[start of Data listing]
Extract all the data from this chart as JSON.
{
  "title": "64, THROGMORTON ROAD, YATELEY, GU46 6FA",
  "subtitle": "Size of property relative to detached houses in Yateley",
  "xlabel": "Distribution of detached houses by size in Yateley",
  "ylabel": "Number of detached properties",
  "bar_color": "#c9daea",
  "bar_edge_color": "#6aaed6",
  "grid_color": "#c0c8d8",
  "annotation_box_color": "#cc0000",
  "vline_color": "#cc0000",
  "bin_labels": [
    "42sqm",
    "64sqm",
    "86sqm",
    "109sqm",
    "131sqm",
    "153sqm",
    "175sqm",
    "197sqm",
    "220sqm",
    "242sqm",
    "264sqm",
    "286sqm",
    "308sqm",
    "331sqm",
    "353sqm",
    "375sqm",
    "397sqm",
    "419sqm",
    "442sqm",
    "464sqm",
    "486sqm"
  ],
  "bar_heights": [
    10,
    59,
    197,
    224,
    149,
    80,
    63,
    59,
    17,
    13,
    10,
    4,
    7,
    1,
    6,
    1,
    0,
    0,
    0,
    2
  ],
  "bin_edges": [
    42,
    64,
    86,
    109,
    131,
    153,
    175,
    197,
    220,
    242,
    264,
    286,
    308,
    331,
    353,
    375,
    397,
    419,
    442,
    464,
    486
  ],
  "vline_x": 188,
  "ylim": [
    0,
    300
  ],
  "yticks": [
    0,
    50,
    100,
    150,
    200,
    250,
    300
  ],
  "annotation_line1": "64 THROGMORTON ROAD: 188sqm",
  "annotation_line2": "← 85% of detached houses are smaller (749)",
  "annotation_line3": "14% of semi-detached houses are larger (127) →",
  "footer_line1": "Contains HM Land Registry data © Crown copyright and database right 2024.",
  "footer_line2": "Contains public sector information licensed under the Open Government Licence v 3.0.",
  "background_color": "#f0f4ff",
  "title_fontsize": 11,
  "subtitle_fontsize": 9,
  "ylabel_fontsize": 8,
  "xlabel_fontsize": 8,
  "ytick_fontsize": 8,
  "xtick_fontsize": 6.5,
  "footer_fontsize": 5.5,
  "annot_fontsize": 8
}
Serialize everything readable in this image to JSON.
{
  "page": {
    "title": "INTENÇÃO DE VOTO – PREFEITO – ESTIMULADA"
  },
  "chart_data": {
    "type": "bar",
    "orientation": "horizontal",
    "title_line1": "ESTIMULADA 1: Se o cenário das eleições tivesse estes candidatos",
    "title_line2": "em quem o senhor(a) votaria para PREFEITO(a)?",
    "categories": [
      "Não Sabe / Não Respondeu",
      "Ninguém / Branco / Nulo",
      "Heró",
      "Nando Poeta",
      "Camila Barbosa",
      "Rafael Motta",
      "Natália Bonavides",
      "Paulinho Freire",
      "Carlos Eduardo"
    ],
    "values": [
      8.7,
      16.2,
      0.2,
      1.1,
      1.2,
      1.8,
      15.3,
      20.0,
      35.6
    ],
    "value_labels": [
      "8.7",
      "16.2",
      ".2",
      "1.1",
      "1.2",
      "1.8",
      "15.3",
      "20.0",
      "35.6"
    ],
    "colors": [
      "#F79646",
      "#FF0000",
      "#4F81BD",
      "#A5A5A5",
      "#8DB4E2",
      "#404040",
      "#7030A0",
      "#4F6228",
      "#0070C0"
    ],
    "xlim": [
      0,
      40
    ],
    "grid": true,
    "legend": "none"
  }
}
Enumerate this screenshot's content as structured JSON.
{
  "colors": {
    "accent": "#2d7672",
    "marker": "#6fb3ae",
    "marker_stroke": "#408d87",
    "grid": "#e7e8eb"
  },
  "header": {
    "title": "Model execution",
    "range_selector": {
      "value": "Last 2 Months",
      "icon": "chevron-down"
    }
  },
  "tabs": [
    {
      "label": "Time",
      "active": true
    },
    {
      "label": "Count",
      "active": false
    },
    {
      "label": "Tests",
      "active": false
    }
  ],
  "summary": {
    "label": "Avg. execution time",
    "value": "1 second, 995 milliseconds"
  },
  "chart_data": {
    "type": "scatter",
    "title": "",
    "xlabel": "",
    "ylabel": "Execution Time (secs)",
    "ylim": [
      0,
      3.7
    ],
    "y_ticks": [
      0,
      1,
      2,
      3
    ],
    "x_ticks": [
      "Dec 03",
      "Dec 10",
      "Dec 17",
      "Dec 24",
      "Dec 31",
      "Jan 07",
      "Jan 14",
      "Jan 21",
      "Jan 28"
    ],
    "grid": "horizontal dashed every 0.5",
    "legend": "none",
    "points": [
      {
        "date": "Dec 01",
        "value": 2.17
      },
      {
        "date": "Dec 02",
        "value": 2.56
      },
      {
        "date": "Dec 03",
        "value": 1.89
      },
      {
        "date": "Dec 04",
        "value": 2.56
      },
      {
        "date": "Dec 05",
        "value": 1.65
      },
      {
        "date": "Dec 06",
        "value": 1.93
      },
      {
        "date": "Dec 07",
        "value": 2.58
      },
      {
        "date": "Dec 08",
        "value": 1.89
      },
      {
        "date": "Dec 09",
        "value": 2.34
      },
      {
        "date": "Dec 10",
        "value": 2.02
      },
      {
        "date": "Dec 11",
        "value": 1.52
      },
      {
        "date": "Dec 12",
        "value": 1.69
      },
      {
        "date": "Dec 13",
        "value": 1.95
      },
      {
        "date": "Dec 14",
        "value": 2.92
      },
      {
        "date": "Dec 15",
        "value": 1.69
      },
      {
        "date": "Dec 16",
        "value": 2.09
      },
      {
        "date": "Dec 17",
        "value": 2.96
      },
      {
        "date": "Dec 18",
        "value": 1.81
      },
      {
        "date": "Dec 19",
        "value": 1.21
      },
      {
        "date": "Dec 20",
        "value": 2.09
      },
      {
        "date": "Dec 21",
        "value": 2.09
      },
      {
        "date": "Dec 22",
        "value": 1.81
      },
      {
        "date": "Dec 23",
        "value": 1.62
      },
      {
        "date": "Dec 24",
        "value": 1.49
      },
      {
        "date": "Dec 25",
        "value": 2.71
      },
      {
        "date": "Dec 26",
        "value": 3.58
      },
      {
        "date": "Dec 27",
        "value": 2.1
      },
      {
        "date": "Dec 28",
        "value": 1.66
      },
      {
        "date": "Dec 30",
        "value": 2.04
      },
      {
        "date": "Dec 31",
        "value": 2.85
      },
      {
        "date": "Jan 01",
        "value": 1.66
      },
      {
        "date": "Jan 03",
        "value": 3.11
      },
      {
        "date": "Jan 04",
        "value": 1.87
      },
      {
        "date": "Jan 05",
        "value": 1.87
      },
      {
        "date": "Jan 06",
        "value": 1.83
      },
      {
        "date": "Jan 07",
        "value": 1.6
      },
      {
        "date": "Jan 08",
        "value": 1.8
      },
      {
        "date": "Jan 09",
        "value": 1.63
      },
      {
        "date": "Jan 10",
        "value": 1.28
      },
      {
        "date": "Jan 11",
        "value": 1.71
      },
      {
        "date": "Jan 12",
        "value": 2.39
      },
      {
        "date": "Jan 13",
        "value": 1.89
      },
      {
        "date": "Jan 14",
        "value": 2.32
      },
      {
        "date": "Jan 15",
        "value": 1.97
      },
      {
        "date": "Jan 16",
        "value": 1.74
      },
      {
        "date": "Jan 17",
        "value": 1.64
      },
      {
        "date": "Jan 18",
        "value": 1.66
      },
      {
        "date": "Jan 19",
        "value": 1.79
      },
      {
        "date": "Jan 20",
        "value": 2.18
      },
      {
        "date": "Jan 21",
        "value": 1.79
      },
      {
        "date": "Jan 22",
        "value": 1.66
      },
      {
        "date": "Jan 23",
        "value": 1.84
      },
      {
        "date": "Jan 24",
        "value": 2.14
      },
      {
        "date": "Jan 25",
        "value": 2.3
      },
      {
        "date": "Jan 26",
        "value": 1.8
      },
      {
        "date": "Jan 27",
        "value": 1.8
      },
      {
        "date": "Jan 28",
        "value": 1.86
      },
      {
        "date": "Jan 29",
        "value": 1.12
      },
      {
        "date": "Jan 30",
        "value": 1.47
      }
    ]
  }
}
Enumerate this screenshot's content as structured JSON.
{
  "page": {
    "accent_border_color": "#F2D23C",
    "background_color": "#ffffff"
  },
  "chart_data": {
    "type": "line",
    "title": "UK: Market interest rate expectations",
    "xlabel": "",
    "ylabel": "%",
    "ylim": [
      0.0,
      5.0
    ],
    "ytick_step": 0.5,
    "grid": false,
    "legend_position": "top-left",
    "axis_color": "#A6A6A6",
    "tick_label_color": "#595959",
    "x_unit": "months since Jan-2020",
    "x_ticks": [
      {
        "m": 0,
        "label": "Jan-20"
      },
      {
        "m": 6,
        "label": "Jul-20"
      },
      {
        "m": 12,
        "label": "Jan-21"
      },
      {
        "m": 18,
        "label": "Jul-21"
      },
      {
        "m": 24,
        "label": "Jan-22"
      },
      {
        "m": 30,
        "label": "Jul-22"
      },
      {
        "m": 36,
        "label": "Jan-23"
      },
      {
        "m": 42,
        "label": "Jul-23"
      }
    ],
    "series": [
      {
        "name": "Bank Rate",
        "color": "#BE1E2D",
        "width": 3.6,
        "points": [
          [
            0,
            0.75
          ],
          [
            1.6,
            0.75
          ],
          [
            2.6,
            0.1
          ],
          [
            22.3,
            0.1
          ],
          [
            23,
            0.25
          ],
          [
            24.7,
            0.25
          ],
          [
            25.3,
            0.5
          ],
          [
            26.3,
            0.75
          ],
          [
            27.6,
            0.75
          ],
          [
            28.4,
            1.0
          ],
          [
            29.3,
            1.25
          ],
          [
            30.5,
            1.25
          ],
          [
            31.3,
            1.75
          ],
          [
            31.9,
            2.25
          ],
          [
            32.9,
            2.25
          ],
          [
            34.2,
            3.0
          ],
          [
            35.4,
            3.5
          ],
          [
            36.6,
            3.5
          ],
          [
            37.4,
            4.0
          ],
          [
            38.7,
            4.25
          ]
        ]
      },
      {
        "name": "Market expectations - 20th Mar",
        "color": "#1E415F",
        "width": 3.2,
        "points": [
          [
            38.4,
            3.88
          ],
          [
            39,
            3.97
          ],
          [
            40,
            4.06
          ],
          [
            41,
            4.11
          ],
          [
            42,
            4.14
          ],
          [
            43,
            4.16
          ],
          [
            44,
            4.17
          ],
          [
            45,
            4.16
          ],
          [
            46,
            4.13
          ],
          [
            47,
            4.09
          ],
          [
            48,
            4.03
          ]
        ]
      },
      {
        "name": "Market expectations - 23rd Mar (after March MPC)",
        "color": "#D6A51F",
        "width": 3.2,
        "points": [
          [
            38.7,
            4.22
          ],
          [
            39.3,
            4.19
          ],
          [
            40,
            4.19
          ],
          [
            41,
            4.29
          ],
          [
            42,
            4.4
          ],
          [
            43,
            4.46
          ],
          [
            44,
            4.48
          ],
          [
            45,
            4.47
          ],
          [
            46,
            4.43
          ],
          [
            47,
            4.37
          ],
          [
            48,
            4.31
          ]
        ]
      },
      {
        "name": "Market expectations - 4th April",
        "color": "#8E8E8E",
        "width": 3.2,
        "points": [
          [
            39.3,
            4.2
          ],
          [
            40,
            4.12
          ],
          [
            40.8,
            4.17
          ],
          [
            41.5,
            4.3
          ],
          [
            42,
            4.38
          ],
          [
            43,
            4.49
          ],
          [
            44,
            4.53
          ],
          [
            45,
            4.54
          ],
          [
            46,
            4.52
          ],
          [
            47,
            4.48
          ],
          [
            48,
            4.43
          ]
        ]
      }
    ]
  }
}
[end of Data listing]
Task requirements: Pull out all lines containing the word "Contains" from the entries above.

Complete answer:
  "footer_line1": "Contains HM Land Registry data © Crown copyright and database right 2024.",
  "footer_line2": "Contains public sector information licensed under the Open Government Licence v 3.0.",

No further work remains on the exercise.